## START WORKING DATA
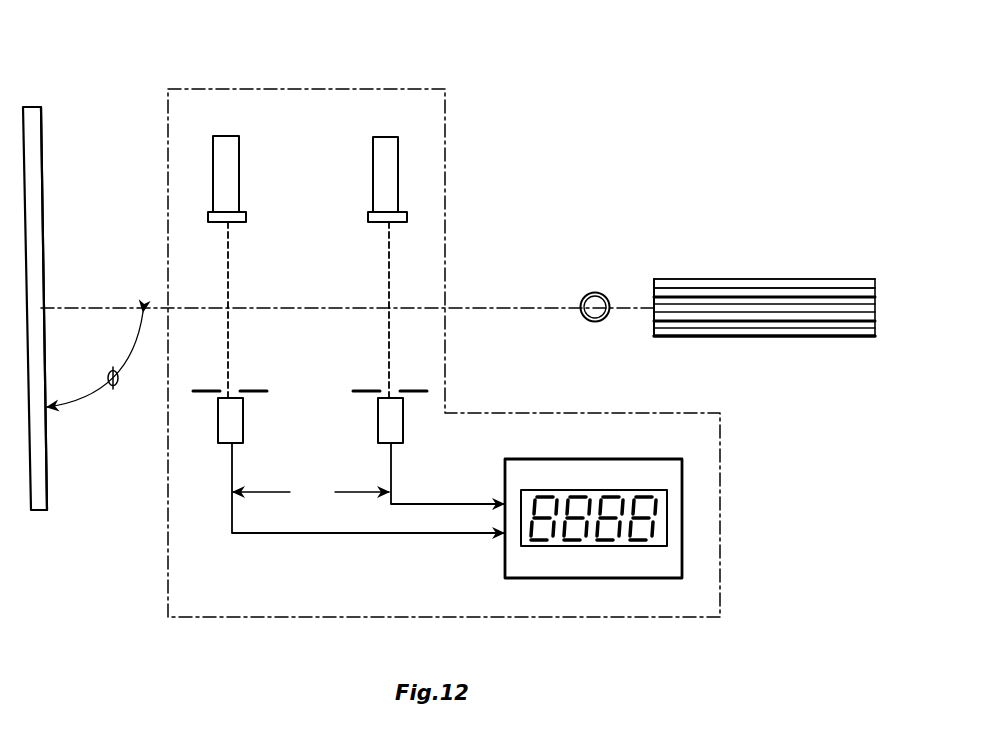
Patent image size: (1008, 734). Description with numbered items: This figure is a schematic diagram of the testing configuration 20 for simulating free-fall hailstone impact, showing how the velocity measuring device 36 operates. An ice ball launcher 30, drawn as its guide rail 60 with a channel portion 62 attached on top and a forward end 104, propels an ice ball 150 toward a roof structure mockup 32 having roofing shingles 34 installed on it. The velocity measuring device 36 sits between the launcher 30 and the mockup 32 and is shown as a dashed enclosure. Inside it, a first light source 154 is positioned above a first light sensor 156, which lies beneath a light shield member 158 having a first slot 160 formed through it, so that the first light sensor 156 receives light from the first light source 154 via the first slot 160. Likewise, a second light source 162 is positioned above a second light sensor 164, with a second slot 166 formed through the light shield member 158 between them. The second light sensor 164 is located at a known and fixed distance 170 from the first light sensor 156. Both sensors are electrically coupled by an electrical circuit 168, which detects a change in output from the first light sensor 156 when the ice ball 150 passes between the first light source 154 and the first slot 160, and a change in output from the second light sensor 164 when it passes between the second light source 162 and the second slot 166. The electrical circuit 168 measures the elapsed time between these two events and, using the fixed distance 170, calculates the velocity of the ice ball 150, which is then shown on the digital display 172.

The testing configuration 20 is at (531, 181).
The ice ball launcher 30 is at (806, 269).
The roof structure mockup 32 is at (49, 519).
The roofing shingles 34 is at (47, 478).
The velocity measuring device 36 is at (550, 617).
The guide rail 60 is at (668, 279).
The channel portion 62 is at (717, 290).
The forward end of the rail 104 is at (679, 341).
The ice ball 150 is at (595, 292).
The first light source 154 is at (385, 145).
The first light sensor 156 is at (403, 428).
The light shield member 158 is at (213, 390).
The first slot 160 is at (398, 386).
The second light source 162 is at (227, 145).
The second light sensor 164 is at (243, 428).
The second slot 166 is at (238, 386).
The electrical circuit 168 is at (597, 459).
The fixed distance 170 is at (311, 492).
The digital display 172 is at (633, 546).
## END WORKING DATA
- **INSTRUCTIONS TO FOLLOW**: Please write out every line of the entries above word for word, leaving out the pictures.

- **FINISHED ANSWER**:
Patent image size: (1008, 734). Description with numbered items: This figure is a schematic diagram of the testing configuration 20 for simulating free-fall hailstone impact, showing how the velocity measuring device 36 operates. An ice ball launcher 30, drawn as its guide rail 60 with a channel portion 62 attached on top and a forward end 104, propels an ice ball 150 toward a roof structure mockup 32 having roofing shingles 34 installed on it. The velocity measuring device 36 sits between the launcher 30 and the mockup 32 and is shown as a dashed enclosure. Inside it, a first light source 154 is positioned above a first light sensor 156, which lies beneath a light shield member 158 having a first slot 160 formed through it, so that the first light sensor 156 receives light from the first light source 154 via the first slot 160. Likewise, a second light source 162 is positioned above a second light sensor 164, with a second slot 166 formed through the light shield member 158 between them. The second light sensor 164 is located at a known and fixed distance 170 from the first light sensor 156. Both sensors are electrically coupled by an electrical circuit 168, which detects a change in output from the first light sensor 156 when the ice ball 150 passes between the first light source 154 and the first slot 160, and a change in output from the second light sensor 164 when it passes between the second light source 162 and the second slot 166. The electrical circuit 168 measures the elapsed time between these two events and, using the fixed distance 170, calculates the velocity of the ice ball 150, which is then shown on the digital display 172.

The testing configuration 20 is at (531, 181).
The ice ball launcher 30 is at (806, 269).
The roof structure mockup 32 is at (49, 519).
The roofing shingles 34 is at (47, 478).
The velocity measuring device 36 is at (550, 617).
The guide rail 60 is at (668, 279).
The channel portion 62 is at (717, 290).
The forward end of the rail 104 is at (679, 341).
The ice ball 150 is at (595, 292).
The first light source 154 is at (385, 145).
The first light sensor 156 is at (403, 428).
The light shield member 158 is at (213, 390).
The first slot 160 is at (398, 386).
The second light source 162 is at (227, 145).
The second light sensor 164 is at (243, 428).
The second slot 166 is at (238, 386).
The electrical circuit 168 is at (597, 459).
The fixed distance 170 is at (311, 492).
The digital display 172 is at (633, 546).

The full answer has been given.